┌─ EXTRACTED ENTRIES
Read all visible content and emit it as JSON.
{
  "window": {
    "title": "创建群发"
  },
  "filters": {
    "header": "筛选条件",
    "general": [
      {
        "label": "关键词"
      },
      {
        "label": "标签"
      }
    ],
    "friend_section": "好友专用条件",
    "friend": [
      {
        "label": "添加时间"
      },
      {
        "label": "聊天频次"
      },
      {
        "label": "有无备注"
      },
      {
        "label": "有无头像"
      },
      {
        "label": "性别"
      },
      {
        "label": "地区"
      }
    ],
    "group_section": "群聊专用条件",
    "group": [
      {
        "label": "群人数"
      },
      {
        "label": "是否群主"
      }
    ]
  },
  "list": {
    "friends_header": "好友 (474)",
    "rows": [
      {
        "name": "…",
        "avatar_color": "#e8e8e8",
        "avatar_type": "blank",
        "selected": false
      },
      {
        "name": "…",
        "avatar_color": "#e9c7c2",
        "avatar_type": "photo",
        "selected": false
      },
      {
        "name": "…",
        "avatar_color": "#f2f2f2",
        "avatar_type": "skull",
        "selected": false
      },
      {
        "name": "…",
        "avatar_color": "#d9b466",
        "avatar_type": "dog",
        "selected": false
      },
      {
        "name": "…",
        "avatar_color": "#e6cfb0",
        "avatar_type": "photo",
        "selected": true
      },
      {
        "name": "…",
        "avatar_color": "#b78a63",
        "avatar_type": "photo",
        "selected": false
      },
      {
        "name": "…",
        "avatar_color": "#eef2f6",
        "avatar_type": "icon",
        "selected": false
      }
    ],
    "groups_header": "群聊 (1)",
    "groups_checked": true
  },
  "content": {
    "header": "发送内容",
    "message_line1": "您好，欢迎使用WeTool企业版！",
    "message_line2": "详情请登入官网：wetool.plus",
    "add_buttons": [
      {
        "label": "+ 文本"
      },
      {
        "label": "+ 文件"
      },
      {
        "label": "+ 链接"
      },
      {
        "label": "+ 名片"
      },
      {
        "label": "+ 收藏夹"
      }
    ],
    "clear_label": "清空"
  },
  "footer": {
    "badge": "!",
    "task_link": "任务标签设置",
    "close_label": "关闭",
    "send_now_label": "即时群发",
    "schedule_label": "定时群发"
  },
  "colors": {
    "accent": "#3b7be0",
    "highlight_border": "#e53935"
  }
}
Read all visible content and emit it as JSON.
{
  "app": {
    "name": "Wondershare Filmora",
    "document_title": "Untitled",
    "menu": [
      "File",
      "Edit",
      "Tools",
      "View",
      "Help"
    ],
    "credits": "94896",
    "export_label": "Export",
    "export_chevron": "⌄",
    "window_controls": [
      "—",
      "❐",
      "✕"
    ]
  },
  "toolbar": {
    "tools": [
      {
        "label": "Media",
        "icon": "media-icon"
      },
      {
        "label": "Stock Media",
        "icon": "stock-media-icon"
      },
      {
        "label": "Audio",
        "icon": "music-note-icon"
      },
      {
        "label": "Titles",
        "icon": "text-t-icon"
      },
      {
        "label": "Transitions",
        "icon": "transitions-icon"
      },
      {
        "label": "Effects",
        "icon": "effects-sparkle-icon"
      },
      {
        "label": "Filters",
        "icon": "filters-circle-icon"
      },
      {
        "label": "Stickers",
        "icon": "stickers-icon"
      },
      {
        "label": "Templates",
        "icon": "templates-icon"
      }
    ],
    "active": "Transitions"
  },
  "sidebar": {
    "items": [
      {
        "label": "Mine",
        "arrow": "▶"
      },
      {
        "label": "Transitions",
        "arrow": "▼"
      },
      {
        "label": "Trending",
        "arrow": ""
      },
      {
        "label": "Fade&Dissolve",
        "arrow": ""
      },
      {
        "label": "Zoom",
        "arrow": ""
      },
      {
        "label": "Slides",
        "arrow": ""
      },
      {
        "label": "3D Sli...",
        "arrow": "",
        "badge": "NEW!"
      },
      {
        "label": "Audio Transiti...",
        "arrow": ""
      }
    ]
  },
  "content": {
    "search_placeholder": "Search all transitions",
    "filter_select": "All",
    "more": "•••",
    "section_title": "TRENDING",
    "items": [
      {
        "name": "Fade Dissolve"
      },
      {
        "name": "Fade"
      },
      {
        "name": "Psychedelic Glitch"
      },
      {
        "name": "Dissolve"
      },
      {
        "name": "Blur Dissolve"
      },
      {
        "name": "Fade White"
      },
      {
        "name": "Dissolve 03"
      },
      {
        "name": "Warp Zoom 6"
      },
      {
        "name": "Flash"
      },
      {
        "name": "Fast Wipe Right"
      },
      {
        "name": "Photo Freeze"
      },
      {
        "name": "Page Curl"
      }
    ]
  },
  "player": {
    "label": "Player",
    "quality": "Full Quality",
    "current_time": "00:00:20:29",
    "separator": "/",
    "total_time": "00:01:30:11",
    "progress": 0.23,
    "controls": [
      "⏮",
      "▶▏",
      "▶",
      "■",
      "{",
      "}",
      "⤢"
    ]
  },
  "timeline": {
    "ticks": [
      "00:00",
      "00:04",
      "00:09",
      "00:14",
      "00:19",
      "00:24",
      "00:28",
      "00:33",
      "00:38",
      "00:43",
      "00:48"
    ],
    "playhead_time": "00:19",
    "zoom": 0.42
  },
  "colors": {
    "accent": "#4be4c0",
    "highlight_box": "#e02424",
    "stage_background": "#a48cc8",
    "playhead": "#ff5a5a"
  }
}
└─
Write out the listing once more, matching it exactly.

Read all visible content and emit it as JSON.
{
  "window": {
    "title": "创建群发"
  },
  "filters": {
    "header": "筛选条件",
    "general": [
      {
        "label": "关键词"
      },
      {
        "label": "标签"
      }
    ],
    "friend_section": "好友专用条件",
    "friend": [
      {
        "label": "添加时间"
      },
      {
        "label": "聊天频次"
      },
      {
        "label": "有无备注"
      },
      {
        "label": "有无头像"
      },
      {
        "label": "性别"
      },
      {
        "label": "地区"
      }
    ],
    "group_section": "群聊专用条件",
    "group": [
      {
        "label": "群人数"
      },
      {
        "label": "是否群主"
      }
    ]
  },
  "list": {
    "friends_header": "好友 (474)",
    "rows": [
      {
        "name": "…",
        "avatar_color": "#e8e8e8",
        "avatar_type": "blank",
        "selected": false
      },
      {
        "name": "…",
        "avatar_color": "#e9c7c2",
        "avatar_type": "photo",
        "selected": false
      },
      {
        "name": "…",
        "avatar_color": "#f2f2f2",
        "avatar_type": "skull",
        "selected": false
      },
      {
        "name": "…",
        "avatar_color": "#d9b466",
        "avatar_type": "dog",
        "selected": false
      },
      {
        "name": "…",
        "avatar_color": "#e6cfb0",
        "avatar_type": "photo",
        "selected": true
      },
      {
        "name": "…",
        "avatar_color": "#b78a63",
        "avatar_type": "photo",
        "selected": false
      },
      {
        "name": "…",
        "avatar_color": "#eef2f6",
        "avatar_type": "icon",
        "selected": false
      }
    ],
    "groups_header": "群聊 (1)",
    "groups_checked": true
  },
  "content": {
    "header": "发送内容",
    "message_line1": "您好，欢迎使用WeTool企业版！",
    "message_line2": "详情请登入官网：wetool.plus",
    "add_buttons": [
      {
        "label": "+ 文本"
      },
      {
        "label": "+ 文件"
      },
      {
        "label": "+ 链接"
      },
      {
        "label": "+ 名片"
      },
      {
        "label": "+ 收藏夹"
      }
    ],
    "clear_label": "清空"
  },
  "footer": {
    "badge": "!",
    "task_link": "任务标签设置",
    "close_label": "关闭",
    "send_now_label": "即时群发",
    "schedule_label": "定时群发"
  },
  "colors": {
    "accent": "#3b7be0",
    "highlight_border": "#e53935"
  }
}
Read all visible content and emit it as JSON.
{
  "app": {
    "name": "Wondershare Filmora",
    "document_title": "Untitled",
    "menu": [
      "File",
      "Edit",
      "Tools",
      "View",
      "Help"
    ],
    "credits": "94896",
    "export_label": "Export",
    "export_chevron": "⌄",
    "window_controls": [
      "—",
      "❐",
      "✕"
    ]
  },
  "toolbar": {
    "tools": [
      {
        "label": "Media",
        "icon": "media-icon"
      },
      {
        "label": "Stock Media",
        "icon": "stock-media-icon"
      },
      {
        "label": "Audio",
        "icon": "music-note-icon"
      },
      {
        "label": "Titles",
        "icon": "text-t-icon"
      },
      {
        "label": "Transitions",
        "icon": "transitions-icon"
      },
      {
        "label": "Effects",
        "icon": "effects-sparkle-icon"
      },
      {
        "label": "Filters",
        "icon": "filters-circle-icon"
      },
      {
        "label": "Stickers",
        "icon": "stickers-icon"
      },
      {
        "label": "Templates",
        "icon": "templates-icon"
      }
    ],
    "active": "Transitions"
  },
  "sidebar": {
    "items": [
      {
        "label": "Mine",
        "arrow": "▶"
      },
      {
        "label": "Transitions",
        "arrow": "▼"
      },
      {
        "label": "Trending",
        "arrow": ""
      },
      {
        "label": "Fade&Dissolve",
        "arrow": ""
      },
      {
        "label": "Zoom",
        "arrow": ""
      },
      {
        "label": "Slides",
        "arrow": ""
      },
      {
        "label": "3D Sli...",
        "arrow": "",
        "badge": "NEW!"
      },
      {
        "label": "Audio Transiti...",
        "arrow": ""
      }
    ]
  },
  "content": {
    "search_placeholder": "Search all transitions",
    "filter_select": "All",
    "more": "•••",
    "section_title": "TRENDING",
    "items": [
      {
        "name": "Fade Dissolve"
      },
      {
        "name": "Fade"
      },
      {
        "name": "Psychedelic Glitch"
      },
      {
        "name": "Dissolve"
      },
      {
        "name": "Blur Dissolve"
      },
      {
        "name": "Fade White"
      },
      {
        "name": "Dissolve 03"
      },
      {
        "name": "Warp Zoom 6"
      },
      {
        "name": "Flash"
      },
      {
        "name": "Fast Wipe Right"
      },
      {
        "name": "Photo Freeze"
      },
      {
        "name": "Page Curl"
      }
    ]
  },
  "player": {
    "label": "Player",
    "quality": "Full Quality",
    "current_time": "00:00:20:29",
    "separator": "/",
    "total_time": "00:01:30:11",
    "progress": 0.23,
    "controls": [
      "⏮",
      "▶▏",
      "▶",
      "■",
      "{",
      "}",
      "⤢"
    ]
  },
  "timeline": {
    "ticks": [
      "00:00",
      "00:04",
      "00:09",
      "00:14",
      "00:19",
      "00:24",
      "00:28",
      "00:33",
      "00:38",
      "00:43",
      "00:48"
    ],
    "playhead_time": "00:19",
    "zoom": 0.42
  },
  "colors": {
    "accent": "#4be4c0",
    "highlight_box": "#e02424",
    "stage_background": "#a48cc8",
    "playhead": "#ff5a5a"
  }
}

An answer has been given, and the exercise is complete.